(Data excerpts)
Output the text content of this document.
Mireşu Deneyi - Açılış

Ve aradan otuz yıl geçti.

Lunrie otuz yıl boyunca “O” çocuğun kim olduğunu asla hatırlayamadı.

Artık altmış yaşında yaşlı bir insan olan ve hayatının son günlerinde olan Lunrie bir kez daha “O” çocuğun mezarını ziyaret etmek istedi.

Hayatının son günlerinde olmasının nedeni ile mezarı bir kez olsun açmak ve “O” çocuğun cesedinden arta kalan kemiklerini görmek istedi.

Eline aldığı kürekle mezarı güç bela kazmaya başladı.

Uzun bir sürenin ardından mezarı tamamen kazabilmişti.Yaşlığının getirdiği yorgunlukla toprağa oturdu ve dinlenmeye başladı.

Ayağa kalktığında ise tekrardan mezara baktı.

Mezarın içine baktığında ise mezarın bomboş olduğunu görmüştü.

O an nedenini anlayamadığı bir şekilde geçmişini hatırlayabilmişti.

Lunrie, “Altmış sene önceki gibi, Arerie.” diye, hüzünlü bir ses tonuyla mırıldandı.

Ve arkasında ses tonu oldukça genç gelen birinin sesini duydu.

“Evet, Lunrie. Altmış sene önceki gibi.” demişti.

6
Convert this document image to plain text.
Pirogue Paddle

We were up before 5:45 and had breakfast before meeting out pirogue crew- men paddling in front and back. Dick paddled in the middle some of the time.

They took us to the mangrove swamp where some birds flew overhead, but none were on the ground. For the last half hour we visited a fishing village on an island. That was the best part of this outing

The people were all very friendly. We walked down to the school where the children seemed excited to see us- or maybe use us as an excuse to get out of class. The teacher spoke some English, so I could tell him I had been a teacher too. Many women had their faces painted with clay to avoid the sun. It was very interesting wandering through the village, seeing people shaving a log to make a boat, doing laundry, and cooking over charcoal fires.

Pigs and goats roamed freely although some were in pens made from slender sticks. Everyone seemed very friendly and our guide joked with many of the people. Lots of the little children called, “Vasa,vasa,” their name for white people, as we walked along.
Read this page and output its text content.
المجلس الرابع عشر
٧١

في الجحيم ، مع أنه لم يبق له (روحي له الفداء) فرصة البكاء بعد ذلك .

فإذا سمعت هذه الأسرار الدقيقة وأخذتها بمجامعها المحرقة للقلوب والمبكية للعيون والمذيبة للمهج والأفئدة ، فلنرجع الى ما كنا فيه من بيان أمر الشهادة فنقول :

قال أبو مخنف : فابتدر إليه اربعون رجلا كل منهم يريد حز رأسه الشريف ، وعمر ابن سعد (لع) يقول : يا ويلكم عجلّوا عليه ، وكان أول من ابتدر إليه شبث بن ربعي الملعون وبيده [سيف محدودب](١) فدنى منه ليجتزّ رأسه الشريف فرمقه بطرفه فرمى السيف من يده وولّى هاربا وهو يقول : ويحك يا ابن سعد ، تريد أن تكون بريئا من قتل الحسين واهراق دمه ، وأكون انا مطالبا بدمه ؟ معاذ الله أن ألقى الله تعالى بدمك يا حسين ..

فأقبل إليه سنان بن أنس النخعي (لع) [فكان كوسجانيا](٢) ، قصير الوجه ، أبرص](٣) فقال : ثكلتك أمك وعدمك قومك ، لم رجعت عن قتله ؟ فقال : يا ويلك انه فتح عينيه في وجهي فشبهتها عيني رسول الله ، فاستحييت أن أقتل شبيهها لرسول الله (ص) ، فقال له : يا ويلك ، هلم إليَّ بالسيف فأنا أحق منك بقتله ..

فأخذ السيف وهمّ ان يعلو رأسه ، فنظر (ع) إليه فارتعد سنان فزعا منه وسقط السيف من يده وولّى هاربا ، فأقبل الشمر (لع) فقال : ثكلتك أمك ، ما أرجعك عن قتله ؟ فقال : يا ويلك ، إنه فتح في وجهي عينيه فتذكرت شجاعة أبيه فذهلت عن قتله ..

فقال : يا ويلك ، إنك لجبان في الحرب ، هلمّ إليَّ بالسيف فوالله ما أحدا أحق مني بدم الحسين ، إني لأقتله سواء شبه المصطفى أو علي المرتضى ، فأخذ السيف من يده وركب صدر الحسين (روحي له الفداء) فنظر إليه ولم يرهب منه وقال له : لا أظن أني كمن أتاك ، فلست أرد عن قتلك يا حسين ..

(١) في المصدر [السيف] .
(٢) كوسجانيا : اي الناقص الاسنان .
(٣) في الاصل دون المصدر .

• [Aim of the task]
Copy out the full listing exactly.

• [Output for this exercise]
Output the text content of this document.
Mireşu Deneyi - Açılış

Ve aradan otuz yıl geçti.

Lunrie otuz yıl boyunca “O” çocuğun kim olduğunu asla hatırlayamadı.

Artık altmış yaşında yaşlı bir insan olan ve hayatının son günlerinde olan Lunrie bir kez daha “O” çocuğun mezarını ziyaret etmek istedi.

Hayatının son günlerinde olmasının nedeni ile mezarı bir kez olsun açmak ve “O” çocuğun cesedinden arta kalan kemiklerini görmek istedi.

Eline aldığı kürekle mezarı güç bela kazmaya başladı.

Uzun bir sürenin ardından mezarı tamamen kazabilmişti.Yaşlığının getirdiği yorgunlukla toprağa oturdu ve dinlenmeye başladı.

Ayağa kalktığında ise tekrardan mezara baktı.

Mezarın içine baktığında ise mezarın bomboş olduğunu görmüştü.

O an nedenini anlayamadığı bir şekilde geçmişini hatırlayabilmişti.

Lunrie, “Altmış sene önceki gibi, Arerie.” diye, hüzünlü bir ses tonuyla mırıldandı.

Ve arkasında ses tonu oldukça genç gelen birinin sesini duydu.

“Evet, Lunrie. Altmış sene önceki gibi.” demişti.

6
Convert this document image to plain text.
Pirogue Paddle

We were up before 5:45 and had breakfast before meeting out pirogue crew- men paddling in front and back. Dick paddled in the middle some of the time.

They took us to the mangrove swamp where some birds flew overhead, but none were on the ground. For the last half hour we visited a fishing village on an island. That was the best part of this outing

The people were all very friendly. We walked down to the school where the children seemed excited to see us- or maybe use us as an excuse to get out of class. The teacher spoke some English, so I could tell him I had been a teacher too. Many women had their faces painted with clay to avoid the sun. It was very interesting wandering through the village, seeing people shaving a log to make a boat, doing laundry, and cooking over charcoal fires.

Pigs and goats roamed freely although some were in pens made from slender sticks. Everyone seemed very friendly and our guide joked with many of the people. Lots of the little children called, “Vasa,vasa,” their name for white people, as we walked along.
Read this page and output its text content.
المجلس الرابع عشر
٧١

في الجحيم ، مع أنه لم يبق له (روحي له الفداء) فرصة البكاء بعد ذلك .

فإذا سمعت هذه الأسرار الدقيقة وأخذتها بمجامعها المحرقة للقلوب والمبكية للعيون والمذيبة للمهج والأفئدة ، فلنرجع الى ما كنا فيه من بيان أمر الشهادة فنقول :

قال أبو مخنف : فابتدر إليه اربعون رجلا كل منهم يريد حز رأسه الشريف ، وعمر ابن سعد (لع) يقول : يا ويلكم عجلّوا عليه ، وكان أول من ابتدر إليه شبث بن ربعي الملعون وبيده [سيف محدودب](١) فدنى منه ليجتزّ رأسه الشريف فرمقه بطرفه فرمى السيف من يده وولّى هاربا وهو يقول : ويحك يا ابن سعد ، تريد أن تكون بريئا من قتل الحسين واهراق دمه ، وأكون انا مطالبا بدمه ؟ معاذ الله أن ألقى الله تعالى بدمك يا حسين ..

فأقبل إليه سنان بن أنس النخعي (لع) [فكان كوسجانيا](٢) ، قصير الوجه ، أبرص](٣) فقال : ثكلتك أمك وعدمك قومك ، لم رجعت عن قتله ؟ فقال : يا ويلك انه فتح عينيه في وجهي فشبهتها عيني رسول الله ، فاستحييت أن أقتل شبيهها لرسول الله (ص) ، فقال له : يا ويلك ، هلم إليَّ بالسيف فأنا أحق منك بقتله ..

فأخذ السيف وهمّ ان يعلو رأسه ، فنظر (ع) إليه فارتعد سنان فزعا منه وسقط السيف من يده وولّى هاربا ، فأقبل الشمر (لع) فقال : ثكلتك أمك ، ما أرجعك عن قتله ؟ فقال : يا ويلك ، إنه فتح في وجهي عينيه فتذكرت شجاعة أبيه فذهلت عن قتله ..

فقال : يا ويلك ، إنك لجبان في الحرب ، هلمّ إليَّ بالسيف فوالله ما أحدا أحق مني بدم الحسين ، إني لأقتله سواء شبه المصطفى أو علي المرتضى ، فأخذ السيف من يده وركب صدر الحسين (روحي له الفداء) فنظر إليه ولم يرهب منه وقال له : لا أظن أني كمن أتاك ، فلست أرد عن قتلك يا حسين ..

(١) في المصدر [السيف] .
(٢) كوسجانيا : اي الناقص الاسنان .
(٣) في الاصل دون المصدر .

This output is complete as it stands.